Prompt:
Copy out the whole listing exactly as written, leaving the pictures behind.

* START Extracted entries *

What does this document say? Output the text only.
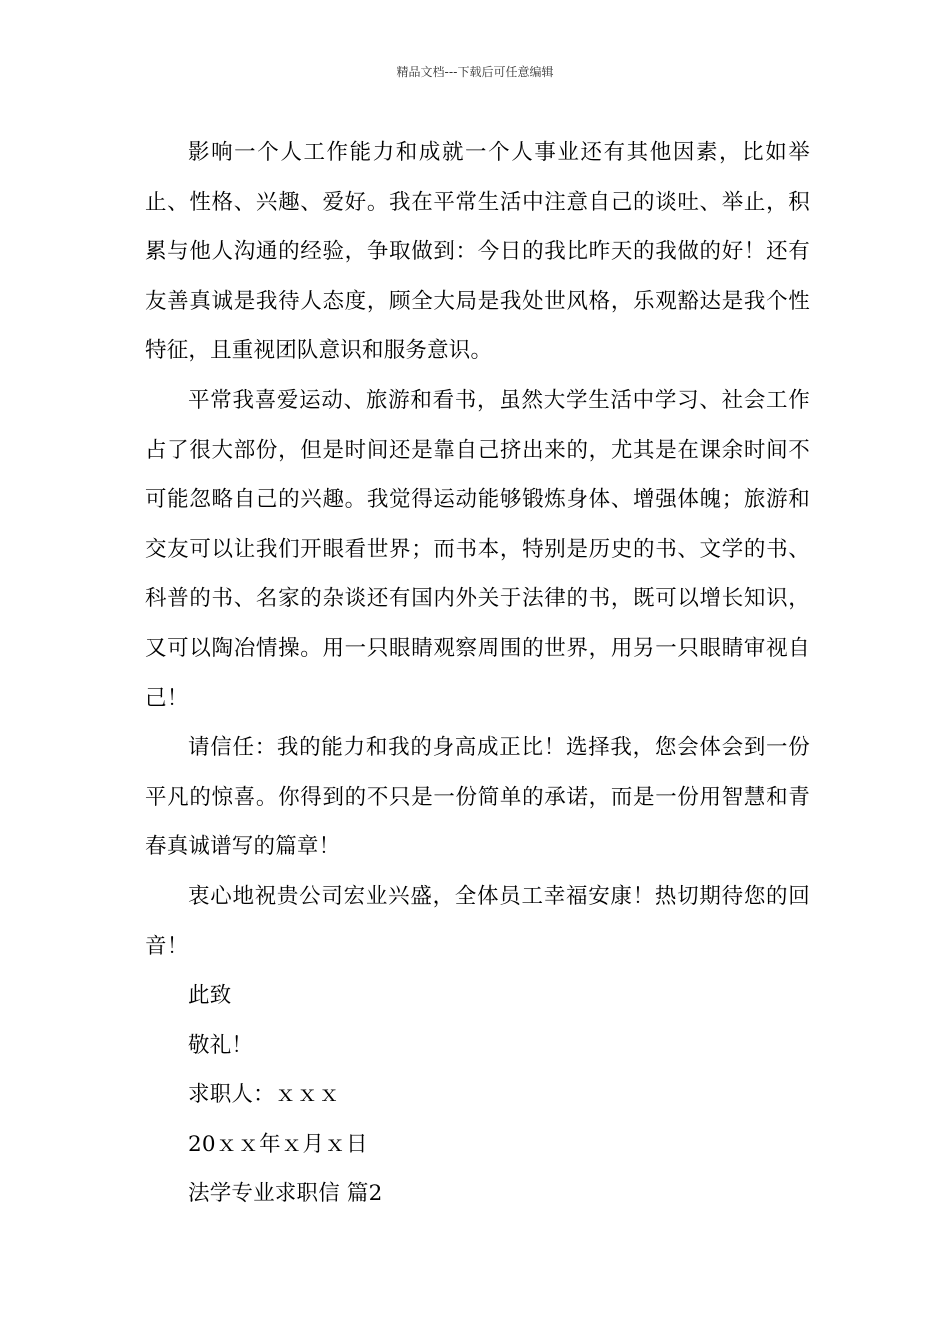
精品文档---下载后可任意编辑

影响一个人工作能力和成就一个人事业还有其他因素，比如举止、性格、兴趣、爱好。我在平常生活中注意自己的谈吐、举止，积累与他人沟通的经验，争取做到：今日的我比昨天的我做的好！还有友善真诚是我待人态度，顾全大局是我处世风格，乐观豁达是我个性特征，且重视团队意识和服务意识。

平常我喜爱运动、旅游和看书，虽然大学生活中学习、社会工作占了很大部份，但是时间还是靠自己挤出来的，尤其是在课余时间不可能忽略自己的兴趣。我觉得运动能够锻炼身体、增强体魄；旅游和交友可以让我们开眼看世界；而书本，特别是历史的书、文学的书、科普的书、名家的杂谈还有国内外关于法律的书，既可以增长知识，又可以陶冶情操。用一只眼睛观察周围的世界，用另一只眼睛审视自己！

请信任：我的能力和我的身高成正比！选择我，您会体会到一份平凡的惊喜。你得到的不只是一份简单的承诺，而是一份用智慧和青春真诚谱写的篇章！

衷心地祝贵公司宏业兴盛，全体员工幸福安康！热切期待您的回音！

此致

敬礼！

求职人：ｘｘｘ

20ｘｘ年ｘ月ｘ日

法学专业求职信 篇2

* END Extracted entries *

Written answer:
What does this document say? Output the text only.
精品文档---下载后可任意编辑

影响一个人工作能力和成就一个人事业还有其他因素，比如举止、性格、兴趣、爱好。我在平常生活中注意自己的谈吐、举止，积累与他人沟通的经验，争取做到：今日的我比昨天的我做的好！还有友善真诚是我待人态度，顾全大局是我处世风格，乐观豁达是我个性特征，且重视团队意识和服务意识。

平常我喜爱运动、旅游和看书，虽然大学生活中学习、社会工作占了很大部份，但是时间还是靠自己挤出来的，尤其是在课余时间不可能忽略自己的兴趣。我觉得运动能够锻炼身体、增强体魄；旅游和交友可以让我们开眼看世界；而书本，特别是历史的书、文学的书、科普的书、名家的杂谈还有国内外关于法律的书，既可以增长知识，又可以陶冶情操。用一只眼睛观察周围的世界，用另一只眼睛审视自己！

请信任：我的能力和我的身高成正比！选择我，您会体会到一份平凡的惊喜。你得到的不只是一份简单的承诺，而是一份用智慧和青春真诚谱写的篇章！

衷心地祝贵公司宏业兴盛，全体员工幸福安康！热切期待您的回音！

此致

敬礼！

求职人：ｘｘｘ

20ｘｘ年ｘ月ｘ日

法学专业求职信 篇2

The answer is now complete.